▶ [Short task]: Gather every line below that contains the string "frequency", treating uppercase and lowercase letters as different, and copy each one out.

▶ [A run of records]:
## begin

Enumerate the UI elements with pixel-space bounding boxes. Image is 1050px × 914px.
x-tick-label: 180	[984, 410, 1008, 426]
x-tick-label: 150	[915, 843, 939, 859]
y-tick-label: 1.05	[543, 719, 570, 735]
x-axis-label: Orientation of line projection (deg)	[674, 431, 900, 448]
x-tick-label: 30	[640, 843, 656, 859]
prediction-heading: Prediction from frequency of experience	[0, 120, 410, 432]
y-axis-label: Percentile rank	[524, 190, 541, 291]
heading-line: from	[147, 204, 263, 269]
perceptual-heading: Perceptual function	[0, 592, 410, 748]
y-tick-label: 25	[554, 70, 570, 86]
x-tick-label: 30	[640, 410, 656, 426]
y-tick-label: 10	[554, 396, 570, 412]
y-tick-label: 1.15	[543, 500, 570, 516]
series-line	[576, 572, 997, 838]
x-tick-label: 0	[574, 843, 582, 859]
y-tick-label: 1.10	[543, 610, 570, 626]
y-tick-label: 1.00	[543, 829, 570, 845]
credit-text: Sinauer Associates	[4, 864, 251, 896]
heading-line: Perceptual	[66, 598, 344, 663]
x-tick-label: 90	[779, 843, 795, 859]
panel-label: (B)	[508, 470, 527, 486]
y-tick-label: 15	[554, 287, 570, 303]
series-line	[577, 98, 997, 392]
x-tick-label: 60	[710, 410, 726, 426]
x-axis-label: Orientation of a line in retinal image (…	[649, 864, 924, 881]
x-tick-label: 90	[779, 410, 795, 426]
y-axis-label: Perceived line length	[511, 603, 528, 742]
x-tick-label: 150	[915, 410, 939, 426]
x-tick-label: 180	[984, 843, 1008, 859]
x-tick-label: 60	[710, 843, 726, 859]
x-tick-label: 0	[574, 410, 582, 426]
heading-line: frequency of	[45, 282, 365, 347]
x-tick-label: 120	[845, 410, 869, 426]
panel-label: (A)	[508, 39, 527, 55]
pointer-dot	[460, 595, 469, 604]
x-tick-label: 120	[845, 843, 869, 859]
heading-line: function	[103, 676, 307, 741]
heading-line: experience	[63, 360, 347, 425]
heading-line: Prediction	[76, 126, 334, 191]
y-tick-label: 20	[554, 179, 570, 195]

## end

▶ [Exercise solution]:
prediction-heading: Prediction from frequency of experience	[0, 120, 410, 432]
heading-line: frequency of	[45, 282, 365, 347]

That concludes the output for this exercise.